Records excerpted from a collection:

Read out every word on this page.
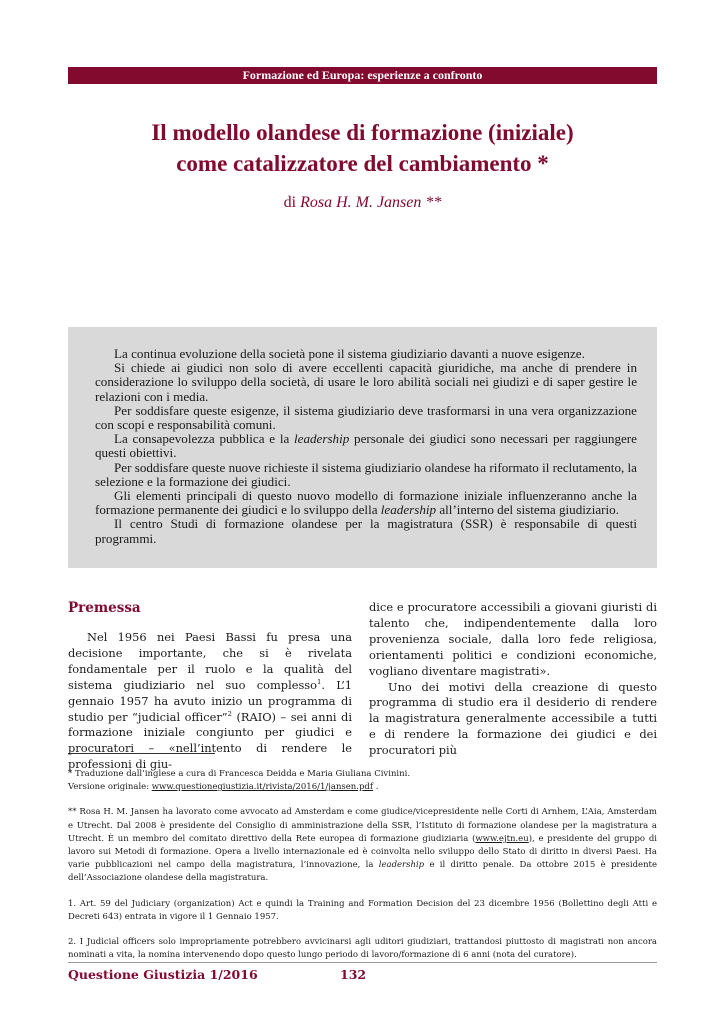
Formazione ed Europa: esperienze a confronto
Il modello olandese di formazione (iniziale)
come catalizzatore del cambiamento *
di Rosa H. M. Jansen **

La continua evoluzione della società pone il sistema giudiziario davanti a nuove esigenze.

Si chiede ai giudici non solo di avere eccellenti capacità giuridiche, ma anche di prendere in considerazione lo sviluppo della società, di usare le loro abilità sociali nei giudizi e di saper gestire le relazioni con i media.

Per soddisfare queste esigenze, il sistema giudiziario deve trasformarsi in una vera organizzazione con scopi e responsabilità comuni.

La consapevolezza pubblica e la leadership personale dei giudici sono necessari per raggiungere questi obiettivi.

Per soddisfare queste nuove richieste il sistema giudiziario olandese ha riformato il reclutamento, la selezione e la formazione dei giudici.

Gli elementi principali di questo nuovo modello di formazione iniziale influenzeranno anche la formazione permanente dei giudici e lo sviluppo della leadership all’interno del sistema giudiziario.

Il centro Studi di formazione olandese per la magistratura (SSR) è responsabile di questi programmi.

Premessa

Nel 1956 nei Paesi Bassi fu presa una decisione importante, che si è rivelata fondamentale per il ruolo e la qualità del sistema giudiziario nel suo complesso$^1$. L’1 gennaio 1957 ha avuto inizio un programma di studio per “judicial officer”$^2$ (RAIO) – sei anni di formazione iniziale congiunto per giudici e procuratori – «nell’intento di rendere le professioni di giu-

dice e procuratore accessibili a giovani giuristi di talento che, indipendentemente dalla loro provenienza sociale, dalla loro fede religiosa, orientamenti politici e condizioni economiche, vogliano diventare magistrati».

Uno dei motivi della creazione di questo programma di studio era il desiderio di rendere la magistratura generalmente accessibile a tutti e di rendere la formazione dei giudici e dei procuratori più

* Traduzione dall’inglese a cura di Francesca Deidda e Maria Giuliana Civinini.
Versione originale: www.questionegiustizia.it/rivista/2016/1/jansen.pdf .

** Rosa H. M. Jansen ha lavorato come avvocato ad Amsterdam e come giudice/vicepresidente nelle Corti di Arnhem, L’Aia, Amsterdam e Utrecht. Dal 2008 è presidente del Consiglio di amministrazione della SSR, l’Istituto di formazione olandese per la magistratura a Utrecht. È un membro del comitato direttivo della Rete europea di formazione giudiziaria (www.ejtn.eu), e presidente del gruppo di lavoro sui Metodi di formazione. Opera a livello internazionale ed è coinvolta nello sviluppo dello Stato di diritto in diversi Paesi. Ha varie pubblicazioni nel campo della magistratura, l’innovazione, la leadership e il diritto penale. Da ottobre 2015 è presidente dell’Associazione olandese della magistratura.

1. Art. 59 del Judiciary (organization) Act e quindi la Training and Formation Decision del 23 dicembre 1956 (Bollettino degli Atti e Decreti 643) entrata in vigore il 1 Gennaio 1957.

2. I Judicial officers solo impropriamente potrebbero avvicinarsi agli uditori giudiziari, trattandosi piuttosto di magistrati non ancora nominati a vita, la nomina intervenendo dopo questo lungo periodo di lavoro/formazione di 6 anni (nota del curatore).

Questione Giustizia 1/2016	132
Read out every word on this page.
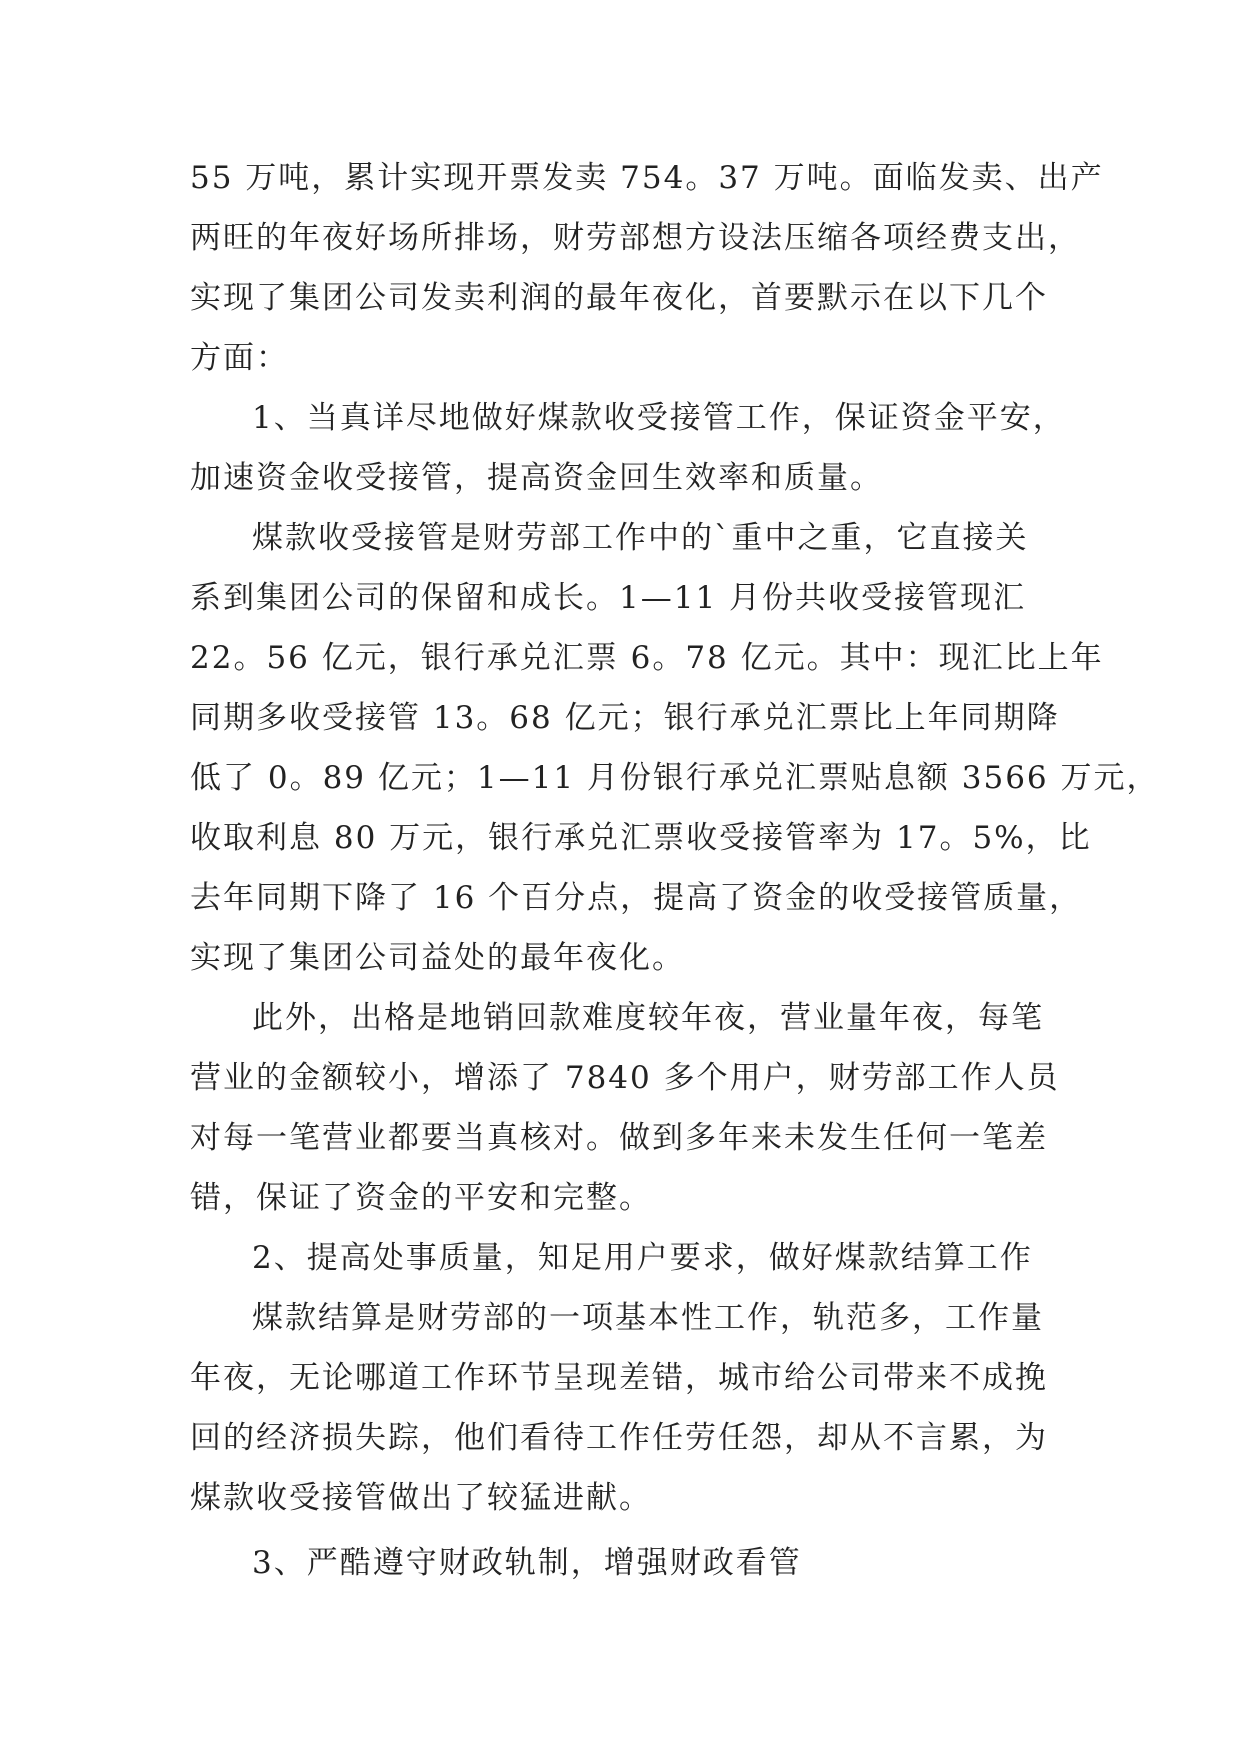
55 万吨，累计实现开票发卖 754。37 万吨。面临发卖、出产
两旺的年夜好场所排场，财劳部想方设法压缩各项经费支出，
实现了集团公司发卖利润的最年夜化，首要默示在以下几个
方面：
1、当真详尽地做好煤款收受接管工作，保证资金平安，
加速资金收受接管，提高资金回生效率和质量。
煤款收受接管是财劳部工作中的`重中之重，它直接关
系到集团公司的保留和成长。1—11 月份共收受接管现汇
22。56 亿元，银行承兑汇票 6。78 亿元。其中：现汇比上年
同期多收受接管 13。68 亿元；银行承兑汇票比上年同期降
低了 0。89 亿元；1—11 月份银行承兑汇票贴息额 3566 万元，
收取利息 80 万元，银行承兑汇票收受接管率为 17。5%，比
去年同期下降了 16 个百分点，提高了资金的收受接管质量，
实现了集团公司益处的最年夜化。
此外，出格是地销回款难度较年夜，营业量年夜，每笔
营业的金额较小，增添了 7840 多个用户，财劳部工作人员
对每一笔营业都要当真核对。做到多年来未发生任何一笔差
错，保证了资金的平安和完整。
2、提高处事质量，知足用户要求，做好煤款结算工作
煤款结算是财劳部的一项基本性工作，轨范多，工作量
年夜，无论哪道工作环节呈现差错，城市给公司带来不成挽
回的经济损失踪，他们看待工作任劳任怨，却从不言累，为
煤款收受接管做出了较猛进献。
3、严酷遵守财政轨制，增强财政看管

--

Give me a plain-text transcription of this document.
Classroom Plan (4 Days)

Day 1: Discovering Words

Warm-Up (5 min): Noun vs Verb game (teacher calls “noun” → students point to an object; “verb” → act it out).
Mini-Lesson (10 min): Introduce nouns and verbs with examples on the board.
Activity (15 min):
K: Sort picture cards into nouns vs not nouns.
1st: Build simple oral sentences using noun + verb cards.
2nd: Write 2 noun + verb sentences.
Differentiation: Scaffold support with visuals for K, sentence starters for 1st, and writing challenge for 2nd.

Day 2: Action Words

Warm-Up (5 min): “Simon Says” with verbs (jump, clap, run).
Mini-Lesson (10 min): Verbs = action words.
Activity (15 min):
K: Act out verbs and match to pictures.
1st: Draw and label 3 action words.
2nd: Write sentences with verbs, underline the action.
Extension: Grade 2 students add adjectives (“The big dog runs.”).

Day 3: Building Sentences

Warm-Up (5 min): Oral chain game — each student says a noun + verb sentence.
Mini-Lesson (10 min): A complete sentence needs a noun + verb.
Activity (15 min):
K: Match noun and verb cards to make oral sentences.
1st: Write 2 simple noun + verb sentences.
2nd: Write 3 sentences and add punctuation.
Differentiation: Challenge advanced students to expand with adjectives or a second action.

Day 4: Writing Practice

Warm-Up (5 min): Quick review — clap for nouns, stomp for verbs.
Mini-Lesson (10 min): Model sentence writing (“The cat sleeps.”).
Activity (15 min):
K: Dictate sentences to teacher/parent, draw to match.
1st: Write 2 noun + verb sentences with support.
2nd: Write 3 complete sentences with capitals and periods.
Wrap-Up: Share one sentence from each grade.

*TASK TO COMPLETE:* Report the number of lines that contain "come", with no other words.

*FINISHED EXERCISE:* 2